#### 提示された文章

ランニング後のシャワー時に、長女が「汚れが気になる」と言っていた風呂の細部の掃除を始める。なるほどよくよく目を凝らせば黄ばみや赤カビなど視力の良い子どもなら不快に感じる箇所が散見される。歯ブラシでゴシゴシと擦りながら、「子ども達に普段片付けしろとか綺麗にしなさいとか言ってるけど、模範がこれでは『綺麗の基準』もあったものではないな」と反省した。

妻が私に、「言われたからやるのは子ども。そもそも言われる前に自分でも嫌だな、と思う感性を磨いて欲しい」ということを頻繁に言う。それを私は「妻の快適基準を身に染み込ませろ」という意味に捉えていたが、もしかしたらもっと高尚な意味かもしれない、と思い始めた。

緊密な関係においては、「相手のためにいろいろと世話を焼く」ということが親愛の感情を伝える信号だと思っていた。しかし妻は「恩着せがましい」とその受信を断る。「感謝の押し売り」「ありがとうの強奪」「返礼の圧迫」と言葉の限りを尽くしてその憎しみを表現する。「おたがいさま」に代表されるような、ほんのりと反対給付義務を匂わせる社会の風潮が窮屈で仕方がないのだ。なぜ無闇にそうやってしがらみあおうとするのか。あげるならあげっぱなし、もらうならもらいっぱなし。そのそれぞれに因果関係の循環は発生させないようにしないと本心でないのに本心のような行動になってしまったり、本心なのに本心でないような受け止められかたをしてしまうではないか。そういう「義理」のやりとりが日本を衰退させたのだ、なんてことを嘯く。

いくらなんでも言い過ぎだと思ってはいたが、実際に風呂掃除という「贈与」の立場になると、「自分が綺麗で気分が良い」という効果のためにやっている。自分が満足する時点までやり切れば、それだけで気持ちは満たされており、完結している。その結果を見て他者が感謝しようが、それともここが磨き足りないと不足を指摘してこようが、どちらでも構わない。「あらそう、自分はこれくらいで十分だけど。それ以上を求めるならどうぞご自分で」と言いのけても良い。実際にやると喧嘩になるので、そこで初めて「自分は過剰だと思うけどあなたの満足のために一肌脱いでやるよ」と贈与の関係が立ち上がる。それには「ありがとう」をもらっていいし、要求して良い。しかし最初の清掃でありがとうを貰おうとすると、「いやいや、感謝されることだけが目的で、感謝されないならやる必要を感じない(という汚れに対する価値観)ならやらなくて良いわい」という妻の言い分が成り立つ。基本的には夫婦互いに自分の快適のために家を使いやすくし、自発的にメンテナンスをする。その程度がお互いに同じ水準だと「気が合いますね」というだけの話なのだ。そんな日常の行為の一つ一つにいちいちやったぜアピールもお礼もいらない。そういったこざっぱりした関係が長続きする、というのはなるほど得心のいくものである。あれ、妻に洗脳されてる?俺。

########
#### データ抜粋

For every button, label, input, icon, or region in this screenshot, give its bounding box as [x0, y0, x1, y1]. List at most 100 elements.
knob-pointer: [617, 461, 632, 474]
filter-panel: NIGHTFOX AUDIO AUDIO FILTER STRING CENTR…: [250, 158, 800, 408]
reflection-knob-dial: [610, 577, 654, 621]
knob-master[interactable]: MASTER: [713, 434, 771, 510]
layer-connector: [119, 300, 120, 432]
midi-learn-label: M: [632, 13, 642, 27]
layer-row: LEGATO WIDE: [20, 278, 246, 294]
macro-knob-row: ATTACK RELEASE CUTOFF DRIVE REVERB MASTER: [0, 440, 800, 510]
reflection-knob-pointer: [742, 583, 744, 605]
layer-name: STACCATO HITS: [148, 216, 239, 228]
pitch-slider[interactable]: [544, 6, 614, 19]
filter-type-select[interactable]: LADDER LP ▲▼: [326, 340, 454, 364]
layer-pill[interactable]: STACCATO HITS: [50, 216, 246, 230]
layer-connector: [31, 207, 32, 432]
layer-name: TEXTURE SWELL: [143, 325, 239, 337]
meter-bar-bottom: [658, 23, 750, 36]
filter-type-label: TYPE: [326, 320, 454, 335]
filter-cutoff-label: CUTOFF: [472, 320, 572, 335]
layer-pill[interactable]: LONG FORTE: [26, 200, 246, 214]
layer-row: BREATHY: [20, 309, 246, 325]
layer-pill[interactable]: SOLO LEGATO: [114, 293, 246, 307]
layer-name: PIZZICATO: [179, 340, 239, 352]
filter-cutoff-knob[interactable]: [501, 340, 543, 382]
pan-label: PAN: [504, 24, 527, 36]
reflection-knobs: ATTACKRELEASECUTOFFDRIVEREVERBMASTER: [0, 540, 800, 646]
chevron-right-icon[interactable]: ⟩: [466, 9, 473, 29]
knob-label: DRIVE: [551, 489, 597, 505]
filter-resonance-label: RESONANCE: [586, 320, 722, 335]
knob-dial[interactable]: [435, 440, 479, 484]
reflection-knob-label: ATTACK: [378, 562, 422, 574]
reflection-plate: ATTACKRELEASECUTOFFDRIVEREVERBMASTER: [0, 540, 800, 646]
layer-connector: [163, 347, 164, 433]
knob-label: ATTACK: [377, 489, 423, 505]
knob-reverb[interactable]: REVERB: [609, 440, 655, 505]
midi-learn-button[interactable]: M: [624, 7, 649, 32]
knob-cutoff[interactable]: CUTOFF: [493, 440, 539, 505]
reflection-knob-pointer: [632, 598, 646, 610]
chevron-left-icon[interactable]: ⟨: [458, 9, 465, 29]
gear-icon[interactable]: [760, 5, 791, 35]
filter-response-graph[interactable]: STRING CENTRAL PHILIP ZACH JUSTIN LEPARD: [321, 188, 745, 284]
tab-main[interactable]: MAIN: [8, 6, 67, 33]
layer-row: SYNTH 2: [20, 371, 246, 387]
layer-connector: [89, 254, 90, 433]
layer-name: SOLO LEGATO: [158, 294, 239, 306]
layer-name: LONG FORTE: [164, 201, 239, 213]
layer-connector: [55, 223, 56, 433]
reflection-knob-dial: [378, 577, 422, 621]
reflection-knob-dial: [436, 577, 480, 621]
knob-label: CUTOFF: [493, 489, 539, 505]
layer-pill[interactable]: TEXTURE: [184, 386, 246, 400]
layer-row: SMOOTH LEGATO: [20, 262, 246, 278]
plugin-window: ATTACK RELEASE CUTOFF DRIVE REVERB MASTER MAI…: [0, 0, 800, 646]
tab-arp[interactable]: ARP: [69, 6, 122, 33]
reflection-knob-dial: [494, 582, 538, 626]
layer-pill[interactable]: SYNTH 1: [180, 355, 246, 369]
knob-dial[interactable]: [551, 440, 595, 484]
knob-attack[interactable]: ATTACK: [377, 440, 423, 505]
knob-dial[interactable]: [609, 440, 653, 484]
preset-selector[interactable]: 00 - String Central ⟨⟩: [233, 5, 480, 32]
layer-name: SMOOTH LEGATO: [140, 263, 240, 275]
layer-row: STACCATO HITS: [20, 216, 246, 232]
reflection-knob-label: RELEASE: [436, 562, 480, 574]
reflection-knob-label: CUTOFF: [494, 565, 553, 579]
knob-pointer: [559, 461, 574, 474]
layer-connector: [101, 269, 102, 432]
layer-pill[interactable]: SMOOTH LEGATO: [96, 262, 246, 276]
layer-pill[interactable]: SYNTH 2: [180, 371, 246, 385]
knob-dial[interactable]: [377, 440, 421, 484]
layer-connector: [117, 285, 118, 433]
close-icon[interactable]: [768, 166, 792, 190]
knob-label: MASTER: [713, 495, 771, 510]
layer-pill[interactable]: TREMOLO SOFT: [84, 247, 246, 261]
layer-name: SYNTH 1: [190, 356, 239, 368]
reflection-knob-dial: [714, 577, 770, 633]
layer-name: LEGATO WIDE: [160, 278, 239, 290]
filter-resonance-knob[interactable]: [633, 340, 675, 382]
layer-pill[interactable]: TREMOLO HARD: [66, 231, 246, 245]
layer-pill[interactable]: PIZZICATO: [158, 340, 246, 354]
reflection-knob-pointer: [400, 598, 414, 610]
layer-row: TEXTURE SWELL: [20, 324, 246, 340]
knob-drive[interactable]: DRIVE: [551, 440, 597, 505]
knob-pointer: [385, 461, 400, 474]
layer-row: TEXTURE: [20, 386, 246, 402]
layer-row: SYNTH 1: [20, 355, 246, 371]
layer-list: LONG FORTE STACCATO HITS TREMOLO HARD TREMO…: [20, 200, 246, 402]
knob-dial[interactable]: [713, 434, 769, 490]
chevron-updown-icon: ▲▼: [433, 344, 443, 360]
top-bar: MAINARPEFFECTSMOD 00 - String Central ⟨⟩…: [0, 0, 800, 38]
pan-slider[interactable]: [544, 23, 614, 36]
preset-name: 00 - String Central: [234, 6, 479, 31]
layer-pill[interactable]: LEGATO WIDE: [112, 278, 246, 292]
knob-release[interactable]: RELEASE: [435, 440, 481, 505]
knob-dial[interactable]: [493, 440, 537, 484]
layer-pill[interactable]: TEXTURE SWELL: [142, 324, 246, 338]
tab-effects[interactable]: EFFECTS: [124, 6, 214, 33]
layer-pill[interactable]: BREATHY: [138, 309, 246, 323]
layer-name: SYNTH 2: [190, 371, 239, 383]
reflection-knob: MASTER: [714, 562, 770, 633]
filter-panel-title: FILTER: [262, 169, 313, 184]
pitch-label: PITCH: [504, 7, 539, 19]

########

課題の内容:
風呂掃除についての文章から、「いくらなんでも言い過ぎだと思」から「あれ、妻に洗脳されてる?俺。」までの部分を、両端の語句も含めて一字一句変えずに書き写しなさい。

完成した回答:
いくらなんでも言い過ぎだと思ってはいたが、実際に風呂掃除という「贈与」の立場になると、「自分が綺麗で気分が良い」という効果のためにやっている。自分が満足する時点までやり切れば、それだけで気持ちは満たされており、完結している。その結果を見て他者が感謝しようが、それともここが磨き足りないと不足を指摘してこようが、どちらでも構わない。「あらそう、自分はこれくらいで十分だけど。それ以上を求めるならどうぞご自分で」と言いのけても良い。実際にやると喧嘩になるので、そこで初めて「自分は過剰だと思うけどあなたの満足のために一肌脱いでやるよ」と贈与の関係が立ち上がる。それには「ありがとう」をもらっていいし、要求して良い。しかし最初の清掃でありがとうを貰おうとすると、「いやいや、感謝されることだけが目的で、感謝されないならやる必要を感じない(という汚れに対する価値観)ならやらなくて良いわい」という妻の言い分が成り立つ。基本的には夫婦互いに自分の快適のために家を使いやすくし、自発的にメンテナンスをする。その程度がお互いに同じ水準だと「気が合いますね」というだけの話なのだ。そんな日常の行為の一つ一つにいちいちやったぜアピールもお礼もいらない。そういったこざっぱりした関係が長続きする、というのはなるほど得心のいくものである。あれ、妻に洗脳されてる?俺。